Stored records
(begin)

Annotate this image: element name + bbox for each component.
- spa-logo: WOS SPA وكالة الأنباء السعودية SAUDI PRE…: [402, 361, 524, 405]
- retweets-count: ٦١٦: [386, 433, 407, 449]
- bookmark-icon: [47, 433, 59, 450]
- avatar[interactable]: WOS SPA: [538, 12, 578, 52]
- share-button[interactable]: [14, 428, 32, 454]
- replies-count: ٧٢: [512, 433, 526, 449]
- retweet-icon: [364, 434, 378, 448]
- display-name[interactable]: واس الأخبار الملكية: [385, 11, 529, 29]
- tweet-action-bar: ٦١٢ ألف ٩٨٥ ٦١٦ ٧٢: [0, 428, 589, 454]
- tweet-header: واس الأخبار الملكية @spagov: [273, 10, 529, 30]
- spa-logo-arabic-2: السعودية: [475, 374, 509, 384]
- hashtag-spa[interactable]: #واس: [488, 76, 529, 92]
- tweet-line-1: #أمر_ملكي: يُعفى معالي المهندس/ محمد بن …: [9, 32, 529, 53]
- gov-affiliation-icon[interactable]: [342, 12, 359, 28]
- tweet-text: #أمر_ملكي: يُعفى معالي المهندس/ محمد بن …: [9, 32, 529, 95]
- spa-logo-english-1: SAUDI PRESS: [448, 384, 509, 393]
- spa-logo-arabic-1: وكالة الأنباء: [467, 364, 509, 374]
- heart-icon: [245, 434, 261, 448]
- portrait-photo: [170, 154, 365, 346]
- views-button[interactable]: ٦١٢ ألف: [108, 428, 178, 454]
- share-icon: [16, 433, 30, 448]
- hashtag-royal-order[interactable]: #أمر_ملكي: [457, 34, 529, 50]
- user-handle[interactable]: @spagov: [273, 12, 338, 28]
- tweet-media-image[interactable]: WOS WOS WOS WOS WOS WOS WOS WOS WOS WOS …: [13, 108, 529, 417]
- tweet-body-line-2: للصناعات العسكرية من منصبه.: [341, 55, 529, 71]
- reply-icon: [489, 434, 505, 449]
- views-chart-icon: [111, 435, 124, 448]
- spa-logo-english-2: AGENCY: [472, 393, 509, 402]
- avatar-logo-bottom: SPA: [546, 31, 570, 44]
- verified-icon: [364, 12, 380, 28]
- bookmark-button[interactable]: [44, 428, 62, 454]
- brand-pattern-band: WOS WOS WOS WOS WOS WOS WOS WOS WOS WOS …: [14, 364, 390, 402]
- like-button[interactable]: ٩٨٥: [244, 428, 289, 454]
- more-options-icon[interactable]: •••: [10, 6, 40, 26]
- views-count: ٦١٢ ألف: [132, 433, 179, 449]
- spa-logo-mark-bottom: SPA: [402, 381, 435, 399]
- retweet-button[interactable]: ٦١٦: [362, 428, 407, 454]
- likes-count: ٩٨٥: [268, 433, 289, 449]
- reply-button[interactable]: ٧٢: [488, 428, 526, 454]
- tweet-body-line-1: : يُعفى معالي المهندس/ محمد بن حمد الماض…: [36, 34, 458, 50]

(end)

Retype every item above line for line, keeping each character unchanged.

Annotate this image: element name + bbox for each component.
- spa-logo: WOS SPA وكالة الأنباء السعودية SAUDI PRE…: [402, 361, 524, 405]
- retweets-count: ٦١٦: [386, 433, 407, 449]
- bookmark-icon: [47, 433, 59, 450]
- avatar[interactable]: WOS SPA: [538, 12, 578, 52]
- share-button[interactable]: [14, 428, 32, 454]
- replies-count: ٧٢: [512, 433, 526, 449]
- retweet-icon: [364, 434, 378, 448]
- display-name[interactable]: واس الأخبار الملكية: [385, 11, 529, 29]
- tweet-action-bar: ٦١٢ ألف ٩٨٥ ٦١٦ ٧٢: [0, 428, 589, 454]
- tweet-header: واس الأخبار الملكية @spagov: [273, 10, 529, 30]
- spa-logo-arabic-2: السعودية: [475, 374, 509, 384]
- hashtag-spa[interactable]: #واس: [488, 76, 529, 92]
- tweet-line-1: #أمر_ملكي: يُعفى معالي المهندس/ محمد بن …: [9, 32, 529, 53]
- gov-affiliation-icon[interactable]: [342, 12, 359, 28]
- tweet-text: #أمر_ملكي: يُعفى معالي المهندس/ محمد بن …: [9, 32, 529, 95]
- spa-logo-english-1: SAUDI PRESS: [448, 384, 509, 393]
- spa-logo-arabic-1: وكالة الأنباء: [467, 364, 509, 374]
- heart-icon: [245, 434, 261, 448]
- portrait-photo: [170, 154, 365, 346]
- views-button[interactable]: ٦١٢ ألف: [108, 428, 178, 454]
- share-icon: [16, 433, 30, 448]
- hashtag-royal-order[interactable]: #أمر_ملكي: [457, 34, 529, 50]
- user-handle[interactable]: @spagov: [273, 12, 338, 28]
- tweet-media-image[interactable]: WOS WOS WOS WOS WOS WOS WOS WOS WOS WOS …: [13, 108, 529, 417]
- tweet-body-line-2: للصناعات العسكرية من منصبه.: [341, 55, 529, 71]
- reply-icon: [489, 434, 505, 449]
- views-chart-icon: [111, 435, 124, 448]
- spa-logo-english-2: AGENCY: [472, 393, 509, 402]
- avatar-logo-bottom: SPA: [546, 31, 570, 44]
- verified-icon: [364, 12, 380, 28]
- bookmark-button[interactable]: [44, 428, 62, 454]
- brand-pattern-band: WOS WOS WOS WOS WOS WOS WOS WOS WOS WOS …: [14, 364, 390, 402]
- like-button[interactable]: ٩٨٥: [244, 428, 289, 454]
- more-options-icon[interactable]: •••: [10, 6, 40, 26]
- views-count: ٦١٢ ألف: [132, 433, 179, 449]
- spa-logo-mark-bottom: SPA: [402, 381, 435, 399]
- retweet-button[interactable]: ٦١٦: [362, 428, 407, 454]
- likes-count: ٩٨٥: [268, 433, 289, 449]
- reply-button[interactable]: ٧٢: [488, 428, 526, 454]
- tweet-body-line-1: : يُعفى معالي المهندس/ محمد بن حمد الماض…: [36, 34, 458, 50]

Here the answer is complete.